(Data records)
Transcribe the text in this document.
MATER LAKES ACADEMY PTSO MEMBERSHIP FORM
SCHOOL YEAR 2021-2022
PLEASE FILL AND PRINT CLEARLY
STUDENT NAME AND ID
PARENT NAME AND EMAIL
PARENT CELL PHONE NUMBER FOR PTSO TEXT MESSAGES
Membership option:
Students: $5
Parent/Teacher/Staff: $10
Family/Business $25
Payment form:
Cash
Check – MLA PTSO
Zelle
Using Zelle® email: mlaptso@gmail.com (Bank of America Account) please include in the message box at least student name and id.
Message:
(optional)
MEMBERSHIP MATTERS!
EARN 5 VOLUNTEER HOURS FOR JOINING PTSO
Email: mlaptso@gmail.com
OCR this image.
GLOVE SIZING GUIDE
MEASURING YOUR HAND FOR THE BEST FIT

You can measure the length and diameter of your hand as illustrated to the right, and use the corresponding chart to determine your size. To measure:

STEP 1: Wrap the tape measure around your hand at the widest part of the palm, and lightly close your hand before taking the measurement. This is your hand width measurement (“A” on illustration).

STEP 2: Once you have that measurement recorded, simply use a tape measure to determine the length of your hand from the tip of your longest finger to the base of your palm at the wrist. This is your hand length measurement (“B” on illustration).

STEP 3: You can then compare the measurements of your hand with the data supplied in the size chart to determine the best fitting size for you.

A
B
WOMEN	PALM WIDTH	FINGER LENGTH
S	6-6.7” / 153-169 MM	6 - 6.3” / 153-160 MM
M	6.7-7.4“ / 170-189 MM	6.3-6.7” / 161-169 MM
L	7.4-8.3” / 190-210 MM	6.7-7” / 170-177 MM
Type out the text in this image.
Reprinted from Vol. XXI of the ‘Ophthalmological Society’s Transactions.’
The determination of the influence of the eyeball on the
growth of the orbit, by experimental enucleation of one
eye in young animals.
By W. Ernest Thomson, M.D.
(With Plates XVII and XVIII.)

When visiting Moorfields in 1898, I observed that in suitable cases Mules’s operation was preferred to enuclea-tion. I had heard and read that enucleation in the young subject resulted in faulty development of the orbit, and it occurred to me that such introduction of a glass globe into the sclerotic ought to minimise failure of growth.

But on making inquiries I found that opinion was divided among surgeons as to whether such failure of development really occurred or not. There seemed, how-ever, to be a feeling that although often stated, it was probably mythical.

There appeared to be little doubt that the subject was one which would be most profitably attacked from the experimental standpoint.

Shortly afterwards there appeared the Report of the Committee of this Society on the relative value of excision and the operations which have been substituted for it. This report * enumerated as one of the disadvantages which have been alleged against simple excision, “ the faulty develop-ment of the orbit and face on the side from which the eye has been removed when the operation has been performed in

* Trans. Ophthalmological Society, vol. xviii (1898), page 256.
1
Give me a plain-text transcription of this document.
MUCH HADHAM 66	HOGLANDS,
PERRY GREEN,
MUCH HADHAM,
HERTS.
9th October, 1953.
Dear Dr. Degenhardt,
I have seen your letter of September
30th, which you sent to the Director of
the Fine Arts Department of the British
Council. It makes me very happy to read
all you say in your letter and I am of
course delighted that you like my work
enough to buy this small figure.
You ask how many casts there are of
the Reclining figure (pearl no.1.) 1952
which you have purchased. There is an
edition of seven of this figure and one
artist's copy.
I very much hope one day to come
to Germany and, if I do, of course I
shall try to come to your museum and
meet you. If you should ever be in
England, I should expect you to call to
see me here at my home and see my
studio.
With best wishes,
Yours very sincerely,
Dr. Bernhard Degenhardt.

## Given task
Reproduce the entries above in full, verbatim.

## Exercise response
Transcribe the text in this document.
MATER LAKES ACADEMY PTSO MEMBERSHIP FORM
SCHOOL YEAR 2021-2022
PLEASE FILL AND PRINT CLEARLY
STUDENT NAME AND ID
PARENT NAME AND EMAIL
PARENT CELL PHONE NUMBER FOR PTSO TEXT MESSAGES
Membership option:
Students: $5
Parent/Teacher/Staff: $10
Family/Business $25
Payment form:
Cash
Check – MLA PTSO
Zelle
Using Zelle® email: mlaptso@gmail.com (Bank of America Account) please include in the message box at least student name and id.
Message:
(optional)
MEMBERSHIP MATTERS!
EARN 5 VOLUNTEER HOURS FOR JOINING PTSO
Email: mlaptso@gmail.com
OCR this image.
GLOVE SIZING GUIDE
MEASURING YOUR HAND FOR THE BEST FIT

You can measure the length and diameter of your hand as illustrated to the right, and use the corresponding chart to determine your size. To measure:

STEP 1: Wrap the tape measure around your hand at the widest part of the palm, and lightly close your hand before taking the measurement. This is your hand width measurement (“A” on illustration).

STEP 2: Once you have that measurement recorded, simply use a tape measure to determine the length of your hand from the tip of your longest finger to the base of your palm at the wrist. This is your hand length measurement (“B” on illustration).

STEP 3: You can then compare the measurements of your hand with the data supplied in the size chart to determine the best fitting size for you.

A
B
WOMEN	PALM WIDTH	FINGER LENGTH
S	6-6.7” / 153-169 MM	6 - 6.3” / 153-160 MM
M	6.7-7.4“ / 170-189 MM	6.3-6.7” / 161-169 MM
L	7.4-8.3” / 190-210 MM	6.7-7” / 170-177 MM
Type out the text in this image.
Reprinted from Vol. XXI of the ‘Ophthalmological Society’s Transactions.’
The determination of the influence of the eyeball on the
growth of the orbit, by experimental enucleation of one
eye in young animals.
By W. Ernest Thomson, M.D.
(With Plates XVII and XVIII.)

When visiting Moorfields in 1898, I observed that in suitable cases Mules’s operation was preferred to enuclea-tion. I had heard and read that enucleation in the young subject resulted in faulty development of the orbit, and it occurred to me that such introduction of a glass globe into the sclerotic ought to minimise failure of growth.

But on making inquiries I found that opinion was divided among surgeons as to whether such failure of development really occurred or not. There seemed, how-ever, to be a feeling that although often stated, it was probably mythical.

There appeared to be little doubt that the subject was one which would be most profitably attacked from the experimental standpoint.

Shortly afterwards there appeared the Report of the Committee of this Society on the relative value of excision and the operations which have been substituted for it. This report * enumerated as one of the disadvantages which have been alleged against simple excision, “ the faulty develop-ment of the orbit and face on the side from which the eye has been removed when the operation has been performed in

* Trans. Ophthalmological Society, vol. xviii (1898), page 256.
1
Give me a plain-text transcription of this document.
MUCH HADHAM 66	HOGLANDS,
PERRY GREEN,
MUCH HADHAM,
HERTS.
9th October, 1953.
Dear Dr. Degenhardt,
I have seen your letter of September
30th, which you sent to the Director of
the Fine Arts Department of the British
Council. It makes me very happy to read
all you say in your letter and I am of
course delighted that you like my work
enough to buy this small figure.
You ask how many casts there are of
the Reclining figure (pearl no.1.) 1952
which you have purchased. There is an
edition of seven of this figure and one
artist's copy.
I very much hope one day to come
to Germany and, if I do, of course I
shall try to come to your museum and
meet you. If you should ever be in
England, I should expect you to call to
see me here at my home and see my
studio.
With best wishes,
Yours very sincerely,
Dr. Bernhard Degenhardt.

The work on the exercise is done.